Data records
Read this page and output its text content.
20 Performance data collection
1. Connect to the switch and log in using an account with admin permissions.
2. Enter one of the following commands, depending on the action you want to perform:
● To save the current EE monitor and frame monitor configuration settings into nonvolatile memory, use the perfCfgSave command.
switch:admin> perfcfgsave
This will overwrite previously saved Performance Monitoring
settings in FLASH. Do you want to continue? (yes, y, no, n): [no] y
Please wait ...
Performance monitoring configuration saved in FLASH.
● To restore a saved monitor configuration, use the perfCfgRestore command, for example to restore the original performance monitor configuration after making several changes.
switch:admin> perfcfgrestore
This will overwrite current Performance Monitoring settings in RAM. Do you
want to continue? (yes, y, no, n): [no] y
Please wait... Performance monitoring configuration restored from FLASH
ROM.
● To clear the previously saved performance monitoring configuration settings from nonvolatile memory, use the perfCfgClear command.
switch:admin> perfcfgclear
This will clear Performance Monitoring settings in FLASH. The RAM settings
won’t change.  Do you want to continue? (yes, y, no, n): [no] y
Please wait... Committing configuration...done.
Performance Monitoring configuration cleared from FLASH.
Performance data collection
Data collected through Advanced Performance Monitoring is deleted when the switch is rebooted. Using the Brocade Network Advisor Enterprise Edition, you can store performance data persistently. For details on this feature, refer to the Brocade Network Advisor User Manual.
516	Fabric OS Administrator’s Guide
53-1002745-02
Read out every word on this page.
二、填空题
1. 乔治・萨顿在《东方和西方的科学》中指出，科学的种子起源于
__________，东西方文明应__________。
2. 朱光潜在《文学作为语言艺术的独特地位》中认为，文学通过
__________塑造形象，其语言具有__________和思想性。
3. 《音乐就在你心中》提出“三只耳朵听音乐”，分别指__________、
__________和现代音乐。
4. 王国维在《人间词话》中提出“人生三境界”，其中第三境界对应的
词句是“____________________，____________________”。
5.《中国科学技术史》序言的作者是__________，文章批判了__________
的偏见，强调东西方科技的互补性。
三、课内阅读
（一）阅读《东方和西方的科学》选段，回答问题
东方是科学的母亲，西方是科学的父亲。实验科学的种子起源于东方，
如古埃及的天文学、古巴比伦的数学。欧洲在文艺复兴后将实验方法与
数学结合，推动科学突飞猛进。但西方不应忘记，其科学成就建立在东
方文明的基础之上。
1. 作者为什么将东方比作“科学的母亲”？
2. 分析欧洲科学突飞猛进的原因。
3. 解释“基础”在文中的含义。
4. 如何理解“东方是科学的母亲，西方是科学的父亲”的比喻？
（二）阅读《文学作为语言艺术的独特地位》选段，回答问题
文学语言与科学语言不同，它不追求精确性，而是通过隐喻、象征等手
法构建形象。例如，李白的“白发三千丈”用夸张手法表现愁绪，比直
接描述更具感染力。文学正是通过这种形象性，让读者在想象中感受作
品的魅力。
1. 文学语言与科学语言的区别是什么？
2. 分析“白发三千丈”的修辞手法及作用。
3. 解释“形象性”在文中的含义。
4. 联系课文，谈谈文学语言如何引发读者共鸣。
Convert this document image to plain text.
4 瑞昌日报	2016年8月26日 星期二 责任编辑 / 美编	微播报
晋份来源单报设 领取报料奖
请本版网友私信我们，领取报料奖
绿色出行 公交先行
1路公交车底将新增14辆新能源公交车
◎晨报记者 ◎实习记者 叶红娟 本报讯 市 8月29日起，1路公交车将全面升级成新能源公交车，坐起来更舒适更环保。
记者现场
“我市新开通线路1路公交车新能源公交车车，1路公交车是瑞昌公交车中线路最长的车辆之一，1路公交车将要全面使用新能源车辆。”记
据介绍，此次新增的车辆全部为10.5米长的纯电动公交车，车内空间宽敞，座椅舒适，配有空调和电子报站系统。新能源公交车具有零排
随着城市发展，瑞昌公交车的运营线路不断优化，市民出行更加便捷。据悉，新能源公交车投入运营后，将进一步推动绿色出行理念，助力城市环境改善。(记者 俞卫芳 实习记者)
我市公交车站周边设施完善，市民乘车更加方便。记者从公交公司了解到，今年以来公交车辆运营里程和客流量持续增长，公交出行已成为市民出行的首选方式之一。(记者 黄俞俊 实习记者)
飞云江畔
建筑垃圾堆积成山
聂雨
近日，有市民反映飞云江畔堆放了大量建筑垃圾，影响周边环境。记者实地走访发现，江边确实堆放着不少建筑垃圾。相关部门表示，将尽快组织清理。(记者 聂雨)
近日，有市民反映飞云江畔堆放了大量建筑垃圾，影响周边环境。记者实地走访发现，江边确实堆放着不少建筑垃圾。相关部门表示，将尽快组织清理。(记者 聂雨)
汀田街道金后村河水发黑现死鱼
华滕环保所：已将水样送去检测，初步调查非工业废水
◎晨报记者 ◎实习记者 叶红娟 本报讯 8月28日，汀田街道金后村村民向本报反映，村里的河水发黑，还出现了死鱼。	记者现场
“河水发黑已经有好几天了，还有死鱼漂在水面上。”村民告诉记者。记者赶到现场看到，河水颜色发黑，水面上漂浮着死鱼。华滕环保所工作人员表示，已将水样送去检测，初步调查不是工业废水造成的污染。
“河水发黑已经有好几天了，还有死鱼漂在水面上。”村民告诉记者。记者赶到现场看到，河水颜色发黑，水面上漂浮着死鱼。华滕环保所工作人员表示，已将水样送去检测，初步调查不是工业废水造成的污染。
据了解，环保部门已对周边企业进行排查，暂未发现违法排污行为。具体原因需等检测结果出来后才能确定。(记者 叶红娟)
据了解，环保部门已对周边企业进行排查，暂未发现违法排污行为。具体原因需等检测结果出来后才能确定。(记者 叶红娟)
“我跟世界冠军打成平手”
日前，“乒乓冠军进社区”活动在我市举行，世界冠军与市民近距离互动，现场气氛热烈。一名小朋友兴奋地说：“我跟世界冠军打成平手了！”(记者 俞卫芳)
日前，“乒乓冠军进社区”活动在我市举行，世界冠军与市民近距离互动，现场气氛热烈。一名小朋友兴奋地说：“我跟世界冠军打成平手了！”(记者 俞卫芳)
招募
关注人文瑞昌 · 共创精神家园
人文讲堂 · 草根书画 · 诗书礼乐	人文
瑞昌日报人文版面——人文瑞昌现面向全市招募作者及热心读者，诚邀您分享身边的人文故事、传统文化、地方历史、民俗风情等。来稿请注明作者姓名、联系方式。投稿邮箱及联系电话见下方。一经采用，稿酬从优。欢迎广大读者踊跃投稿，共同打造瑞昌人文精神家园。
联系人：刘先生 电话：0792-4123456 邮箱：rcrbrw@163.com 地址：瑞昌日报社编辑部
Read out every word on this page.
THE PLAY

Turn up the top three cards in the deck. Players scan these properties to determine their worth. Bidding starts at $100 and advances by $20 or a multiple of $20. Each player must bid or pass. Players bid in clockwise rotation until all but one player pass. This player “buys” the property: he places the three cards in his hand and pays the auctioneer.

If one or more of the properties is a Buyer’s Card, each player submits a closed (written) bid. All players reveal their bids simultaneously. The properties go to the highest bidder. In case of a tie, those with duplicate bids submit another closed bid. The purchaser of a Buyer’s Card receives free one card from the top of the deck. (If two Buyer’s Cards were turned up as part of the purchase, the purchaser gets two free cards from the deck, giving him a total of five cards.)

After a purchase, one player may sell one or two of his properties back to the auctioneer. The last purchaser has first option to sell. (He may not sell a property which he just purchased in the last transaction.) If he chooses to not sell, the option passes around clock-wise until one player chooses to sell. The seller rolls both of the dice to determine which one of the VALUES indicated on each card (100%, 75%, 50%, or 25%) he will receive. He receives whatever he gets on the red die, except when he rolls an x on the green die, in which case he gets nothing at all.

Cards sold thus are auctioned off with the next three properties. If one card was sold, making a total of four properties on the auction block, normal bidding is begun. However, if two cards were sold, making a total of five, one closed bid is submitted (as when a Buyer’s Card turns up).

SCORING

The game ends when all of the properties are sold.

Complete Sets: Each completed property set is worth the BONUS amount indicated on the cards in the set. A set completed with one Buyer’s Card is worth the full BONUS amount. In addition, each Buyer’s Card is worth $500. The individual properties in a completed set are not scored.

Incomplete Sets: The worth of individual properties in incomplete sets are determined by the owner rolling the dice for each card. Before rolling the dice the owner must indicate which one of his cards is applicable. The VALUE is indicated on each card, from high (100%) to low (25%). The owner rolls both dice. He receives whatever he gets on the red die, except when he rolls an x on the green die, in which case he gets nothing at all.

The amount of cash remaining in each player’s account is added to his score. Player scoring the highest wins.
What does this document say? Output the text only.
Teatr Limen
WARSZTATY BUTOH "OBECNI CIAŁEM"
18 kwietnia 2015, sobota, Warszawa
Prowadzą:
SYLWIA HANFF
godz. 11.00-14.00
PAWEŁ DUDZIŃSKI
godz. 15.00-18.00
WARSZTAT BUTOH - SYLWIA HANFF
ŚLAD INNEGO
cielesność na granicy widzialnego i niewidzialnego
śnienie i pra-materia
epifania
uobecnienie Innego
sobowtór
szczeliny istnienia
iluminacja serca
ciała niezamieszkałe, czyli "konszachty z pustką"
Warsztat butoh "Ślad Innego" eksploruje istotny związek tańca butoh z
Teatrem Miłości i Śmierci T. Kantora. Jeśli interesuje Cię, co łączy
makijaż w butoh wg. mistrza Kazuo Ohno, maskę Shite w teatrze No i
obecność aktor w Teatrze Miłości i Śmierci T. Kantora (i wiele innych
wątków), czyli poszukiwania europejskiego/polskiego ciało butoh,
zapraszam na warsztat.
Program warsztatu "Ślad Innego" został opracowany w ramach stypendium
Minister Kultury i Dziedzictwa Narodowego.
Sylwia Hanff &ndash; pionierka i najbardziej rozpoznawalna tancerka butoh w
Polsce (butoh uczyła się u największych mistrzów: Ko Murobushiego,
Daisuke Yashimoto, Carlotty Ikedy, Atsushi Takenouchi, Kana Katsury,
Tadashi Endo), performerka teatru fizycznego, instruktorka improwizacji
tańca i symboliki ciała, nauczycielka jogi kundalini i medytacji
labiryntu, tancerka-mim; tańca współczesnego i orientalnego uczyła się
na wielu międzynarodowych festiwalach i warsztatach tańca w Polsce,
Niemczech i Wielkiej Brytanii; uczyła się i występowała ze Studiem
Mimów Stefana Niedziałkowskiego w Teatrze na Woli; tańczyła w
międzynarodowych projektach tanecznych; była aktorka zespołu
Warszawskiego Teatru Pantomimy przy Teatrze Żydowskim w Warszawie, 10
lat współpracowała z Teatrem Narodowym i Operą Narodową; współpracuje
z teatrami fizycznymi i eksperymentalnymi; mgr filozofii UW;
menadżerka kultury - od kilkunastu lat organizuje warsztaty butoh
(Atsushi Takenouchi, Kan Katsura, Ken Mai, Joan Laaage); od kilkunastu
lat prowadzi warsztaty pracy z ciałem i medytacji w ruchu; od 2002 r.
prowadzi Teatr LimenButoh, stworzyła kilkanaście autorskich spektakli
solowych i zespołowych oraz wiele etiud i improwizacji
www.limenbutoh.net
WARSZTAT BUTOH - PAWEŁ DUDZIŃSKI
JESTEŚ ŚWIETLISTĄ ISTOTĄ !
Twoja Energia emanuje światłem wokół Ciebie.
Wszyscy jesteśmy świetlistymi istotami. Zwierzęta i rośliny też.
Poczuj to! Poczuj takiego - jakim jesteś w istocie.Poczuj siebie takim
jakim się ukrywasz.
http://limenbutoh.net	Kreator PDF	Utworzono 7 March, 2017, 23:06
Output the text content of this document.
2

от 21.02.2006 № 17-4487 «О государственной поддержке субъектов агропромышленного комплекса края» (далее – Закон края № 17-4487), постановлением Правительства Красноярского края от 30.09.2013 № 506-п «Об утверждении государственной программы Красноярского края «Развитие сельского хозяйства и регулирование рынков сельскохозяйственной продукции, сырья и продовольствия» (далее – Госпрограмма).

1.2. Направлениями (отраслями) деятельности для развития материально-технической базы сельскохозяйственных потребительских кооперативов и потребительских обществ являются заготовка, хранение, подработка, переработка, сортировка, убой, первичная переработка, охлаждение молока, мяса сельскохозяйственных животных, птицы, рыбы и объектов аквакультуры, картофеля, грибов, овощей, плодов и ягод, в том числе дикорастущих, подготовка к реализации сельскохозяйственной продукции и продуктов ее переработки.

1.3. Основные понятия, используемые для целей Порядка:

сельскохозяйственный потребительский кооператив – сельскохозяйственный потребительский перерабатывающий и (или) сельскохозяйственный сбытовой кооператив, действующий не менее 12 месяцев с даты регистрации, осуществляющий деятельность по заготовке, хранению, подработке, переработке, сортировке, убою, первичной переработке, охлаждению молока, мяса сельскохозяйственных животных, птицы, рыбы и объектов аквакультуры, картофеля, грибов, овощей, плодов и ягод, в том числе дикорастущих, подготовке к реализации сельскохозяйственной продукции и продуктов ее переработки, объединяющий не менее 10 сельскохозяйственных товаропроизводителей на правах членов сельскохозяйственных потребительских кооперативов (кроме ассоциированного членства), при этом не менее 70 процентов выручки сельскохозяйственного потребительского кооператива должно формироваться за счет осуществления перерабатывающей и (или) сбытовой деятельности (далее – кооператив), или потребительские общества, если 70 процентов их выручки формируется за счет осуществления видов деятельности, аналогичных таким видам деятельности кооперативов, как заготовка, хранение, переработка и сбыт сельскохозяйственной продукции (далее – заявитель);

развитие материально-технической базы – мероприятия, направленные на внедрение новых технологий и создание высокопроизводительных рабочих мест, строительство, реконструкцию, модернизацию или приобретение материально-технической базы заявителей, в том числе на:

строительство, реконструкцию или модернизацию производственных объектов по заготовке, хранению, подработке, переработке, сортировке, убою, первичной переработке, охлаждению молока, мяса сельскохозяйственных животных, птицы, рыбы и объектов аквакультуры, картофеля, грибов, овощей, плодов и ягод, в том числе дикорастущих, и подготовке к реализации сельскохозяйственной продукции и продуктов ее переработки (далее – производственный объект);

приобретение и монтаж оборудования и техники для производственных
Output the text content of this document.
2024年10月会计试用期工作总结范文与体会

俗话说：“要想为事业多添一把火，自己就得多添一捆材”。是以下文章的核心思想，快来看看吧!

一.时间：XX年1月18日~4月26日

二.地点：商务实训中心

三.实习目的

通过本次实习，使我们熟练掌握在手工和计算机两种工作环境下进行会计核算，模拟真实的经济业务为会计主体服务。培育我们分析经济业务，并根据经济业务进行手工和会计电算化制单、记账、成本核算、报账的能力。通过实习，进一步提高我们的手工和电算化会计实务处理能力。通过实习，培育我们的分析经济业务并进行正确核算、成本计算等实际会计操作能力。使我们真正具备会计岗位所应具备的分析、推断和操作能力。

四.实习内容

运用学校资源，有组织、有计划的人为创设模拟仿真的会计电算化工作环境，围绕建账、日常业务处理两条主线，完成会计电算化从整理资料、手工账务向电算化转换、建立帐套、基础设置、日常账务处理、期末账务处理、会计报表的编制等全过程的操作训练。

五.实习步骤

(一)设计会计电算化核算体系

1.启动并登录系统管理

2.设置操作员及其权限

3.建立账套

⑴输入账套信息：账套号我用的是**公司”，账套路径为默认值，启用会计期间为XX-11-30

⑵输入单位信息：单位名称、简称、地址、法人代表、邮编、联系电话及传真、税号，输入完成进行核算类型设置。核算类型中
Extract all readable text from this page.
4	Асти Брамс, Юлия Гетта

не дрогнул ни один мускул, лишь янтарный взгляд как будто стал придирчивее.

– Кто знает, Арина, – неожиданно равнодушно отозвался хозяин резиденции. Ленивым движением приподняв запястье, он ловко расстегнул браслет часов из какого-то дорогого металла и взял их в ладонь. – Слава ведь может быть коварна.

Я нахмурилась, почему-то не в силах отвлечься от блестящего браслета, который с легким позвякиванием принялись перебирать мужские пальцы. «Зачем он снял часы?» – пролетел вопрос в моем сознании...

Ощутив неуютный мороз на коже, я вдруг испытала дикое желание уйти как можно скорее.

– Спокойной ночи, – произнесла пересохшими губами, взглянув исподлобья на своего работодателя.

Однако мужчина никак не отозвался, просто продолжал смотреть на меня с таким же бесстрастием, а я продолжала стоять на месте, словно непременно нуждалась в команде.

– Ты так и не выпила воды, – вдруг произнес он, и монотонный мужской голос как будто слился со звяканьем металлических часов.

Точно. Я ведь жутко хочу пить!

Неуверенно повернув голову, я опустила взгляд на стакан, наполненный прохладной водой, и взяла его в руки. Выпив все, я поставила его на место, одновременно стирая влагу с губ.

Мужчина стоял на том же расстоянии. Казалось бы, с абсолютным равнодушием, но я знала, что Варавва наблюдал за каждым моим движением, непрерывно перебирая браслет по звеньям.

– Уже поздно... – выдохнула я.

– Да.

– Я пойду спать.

→ **WHAT THE TASK ASKS**:
Work out how many lines in the records above hold the string "модернизацию", then give only that count.

→ **EXERCISE RESULT**:
2